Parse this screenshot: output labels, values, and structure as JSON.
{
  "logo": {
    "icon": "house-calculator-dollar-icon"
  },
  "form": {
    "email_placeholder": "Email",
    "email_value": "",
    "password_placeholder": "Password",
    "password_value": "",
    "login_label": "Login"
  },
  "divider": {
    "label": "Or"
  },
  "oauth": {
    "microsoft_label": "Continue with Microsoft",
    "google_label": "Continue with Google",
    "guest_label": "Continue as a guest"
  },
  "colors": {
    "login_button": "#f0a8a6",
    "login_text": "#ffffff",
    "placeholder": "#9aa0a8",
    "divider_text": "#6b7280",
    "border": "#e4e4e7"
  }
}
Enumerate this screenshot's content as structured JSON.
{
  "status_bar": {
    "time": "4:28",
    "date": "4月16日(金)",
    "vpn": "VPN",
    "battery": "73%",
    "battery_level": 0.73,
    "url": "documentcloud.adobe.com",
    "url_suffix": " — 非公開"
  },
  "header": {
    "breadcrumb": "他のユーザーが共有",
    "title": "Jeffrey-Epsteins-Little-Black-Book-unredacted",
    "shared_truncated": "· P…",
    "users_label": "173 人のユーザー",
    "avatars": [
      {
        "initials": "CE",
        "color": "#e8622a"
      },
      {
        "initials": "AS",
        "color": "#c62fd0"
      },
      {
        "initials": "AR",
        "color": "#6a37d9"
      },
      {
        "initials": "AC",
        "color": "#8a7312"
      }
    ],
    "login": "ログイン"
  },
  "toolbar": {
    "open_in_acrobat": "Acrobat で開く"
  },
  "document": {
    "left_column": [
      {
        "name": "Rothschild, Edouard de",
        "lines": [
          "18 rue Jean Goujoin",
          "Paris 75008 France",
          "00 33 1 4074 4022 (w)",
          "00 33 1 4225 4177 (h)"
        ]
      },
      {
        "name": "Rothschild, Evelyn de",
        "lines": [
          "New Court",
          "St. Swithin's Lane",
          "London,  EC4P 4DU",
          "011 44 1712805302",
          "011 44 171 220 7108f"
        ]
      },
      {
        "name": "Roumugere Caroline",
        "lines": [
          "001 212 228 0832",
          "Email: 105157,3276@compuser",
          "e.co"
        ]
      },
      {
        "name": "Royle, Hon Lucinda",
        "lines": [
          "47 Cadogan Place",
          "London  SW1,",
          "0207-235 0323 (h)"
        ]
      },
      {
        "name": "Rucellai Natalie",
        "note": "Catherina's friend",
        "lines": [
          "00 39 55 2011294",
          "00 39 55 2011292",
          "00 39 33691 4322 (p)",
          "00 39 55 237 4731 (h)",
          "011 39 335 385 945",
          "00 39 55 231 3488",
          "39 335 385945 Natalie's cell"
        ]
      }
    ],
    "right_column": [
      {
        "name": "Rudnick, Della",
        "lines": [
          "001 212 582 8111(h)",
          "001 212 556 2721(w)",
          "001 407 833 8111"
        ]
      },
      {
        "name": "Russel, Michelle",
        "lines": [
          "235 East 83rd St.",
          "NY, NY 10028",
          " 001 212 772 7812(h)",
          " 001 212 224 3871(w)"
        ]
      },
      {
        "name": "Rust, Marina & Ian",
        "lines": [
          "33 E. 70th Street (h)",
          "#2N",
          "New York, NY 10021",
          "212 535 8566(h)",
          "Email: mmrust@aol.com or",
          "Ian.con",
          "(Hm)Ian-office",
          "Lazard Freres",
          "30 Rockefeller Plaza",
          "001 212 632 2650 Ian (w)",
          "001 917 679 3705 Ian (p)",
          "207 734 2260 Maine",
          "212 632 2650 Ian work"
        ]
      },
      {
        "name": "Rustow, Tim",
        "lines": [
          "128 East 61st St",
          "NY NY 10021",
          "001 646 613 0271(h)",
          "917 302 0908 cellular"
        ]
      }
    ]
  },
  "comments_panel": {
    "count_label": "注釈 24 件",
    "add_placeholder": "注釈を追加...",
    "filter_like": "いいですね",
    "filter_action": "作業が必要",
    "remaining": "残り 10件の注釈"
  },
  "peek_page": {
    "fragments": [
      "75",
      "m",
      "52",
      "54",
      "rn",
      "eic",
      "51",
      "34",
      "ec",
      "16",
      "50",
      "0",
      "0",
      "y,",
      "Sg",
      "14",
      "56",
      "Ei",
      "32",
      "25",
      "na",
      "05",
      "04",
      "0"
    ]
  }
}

★ ★ ★ ★

- **What is expected**
Using the data above, repeat every line exactly.

- **Exercise output**
Parse this screenshot: output labels, values, and structure as JSON.
{
  "logo": {
    "icon": "house-calculator-dollar-icon"
  },
  "form": {
    "email_placeholder": "Email",
    "email_value": "",
    "password_placeholder": "Password",
    "password_value": "",
    "login_label": "Login"
  },
  "divider": {
    "label": "Or"
  },
  "oauth": {
    "microsoft_label": "Continue with Microsoft",
    "google_label": "Continue with Google",
    "guest_label": "Continue as a guest"
  },
  "colors": {
    "login_button": "#f0a8a6",
    "login_text": "#ffffff",
    "placeholder": "#9aa0a8",
    "divider_text": "#6b7280",
    "border": "#e4e4e7"
  }
}
Enumerate this screenshot's content as structured JSON.
{
  "status_bar": {
    "time": "4:28",
    "date": "4月16日(金)",
    "vpn": "VPN",
    "battery": "73%",
    "battery_level": 0.73,
    "url": "documentcloud.adobe.com",
    "url_suffix": " — 非公開"
  },
  "header": {
    "breadcrumb": "他のユーザーが共有",
    "title": "Jeffrey-Epsteins-Little-Black-Book-unredacted",
    "shared_truncated": "· P…",
    "users_label": "173 人のユーザー",
    "avatars": [
      {
        "initials": "CE",
        "color": "#e8622a"
      },
      {
        "initials": "AS",
        "color": "#c62fd0"
      },
      {
        "initials": "AR",
        "color": "#6a37d9"
      },
      {
        "initials": "AC",
        "color": "#8a7312"
      }
    ],
    "login": "ログイン"
  },
  "toolbar": {
    "open_in_acrobat": "Acrobat で開く"
  },
  "document": {
    "left_column": [
      {
        "name": "Rothschild, Edouard de",
        "lines": [
          "18 rue Jean Goujoin",
          "Paris 75008 France",
          "00 33 1 4074 4022 (w)",
          "00 33 1 4225 4177 (h)"
        ]
      },
      {
        "name": "Rothschild, Evelyn de",
        "lines": [
          "New Court",
          "St. Swithin's Lane",
          "London,  EC4P 4DU",
          "011 44 1712805302",
          "011 44 171 220 7108f"
        ]
      },
      {
        "name": "Roumugere Caroline",
        "lines": [
          "001 212 228 0832",
          "Email: 105157,3276@compuser",
          "e.co"
        ]
      },
      {
        "name": "Royle, Hon Lucinda",
        "lines": [
          "47 Cadogan Place",
          "London  SW1,",
          "0207-235 0323 (h)"
        ]
      },
      {
        "name": "Rucellai Natalie",
        "note": "Catherina's friend",
        "lines": [
          "00 39 55 2011294",
          "00 39 55 2011292",
          "00 39 33691 4322 (p)",
          "00 39 55 237 4731 (h)",
          "011 39 335 385 945",
          "00 39 55 231 3488",
          "39 335 385945 Natalie's cell"
        ]
      }
    ],
    "right_column": [
      {
        "name": "Rudnick, Della",
        "lines": [
          "001 212 582 8111(h)",
          "001 212 556 2721(w)",
          "001 407 833 8111"
        ]
      },
      {
        "name": "Russel, Michelle",
        "lines": [
          "235 East 83rd St.",
          "NY, NY 10028",
          " 001 212 772 7812(h)",
          " 001 212 224 3871(w)"
        ]
      },
      {
        "name": "Rust, Marina & Ian",
        "lines": [
          "33 E. 70th Street (h)",
          "#2N",
          "New York, NY 10021",
          "212 535 8566(h)",
          "Email: mmrust@aol.com or",
          "Ian.con",
          "(Hm)Ian-office",
          "Lazard Freres",
          "30 Rockefeller Plaza",
          "001 212 632 2650 Ian (w)",
          "001 917 679 3705 Ian (p)",
          "207 734 2260 Maine",
          "212 632 2650 Ian work"
        ]
      },
      {
        "name": "Rustow, Tim",
        "lines": [
          "128 East 61st St",
          "NY NY 10021",
          "001 646 613 0271(h)",
          "917 302 0908 cellular"
        ]
      }
    ]
  },
  "comments_panel": {
    "count_label": "注釈 24 件",
    "add_placeholder": "注釈を追加...",
    "filter_like": "いいですね",
    "filter_action": "作業が必要",
    "remaining": "残り 10件の注釈"
  },
  "peek_page": {
    "fragments": [
      "75",
      "m",
      "52",
      "54",
      "rn",
      "eic",
      "51",
      "34",
      "ec",
      "16",
      "50",
      "0",
      "0",
      "y,",
      "Sg",
      "14",
      "56",
      "Ei",
      "32",
      "25",
      "na",
      "05",
      "04",
      "0"
    ]
  }
}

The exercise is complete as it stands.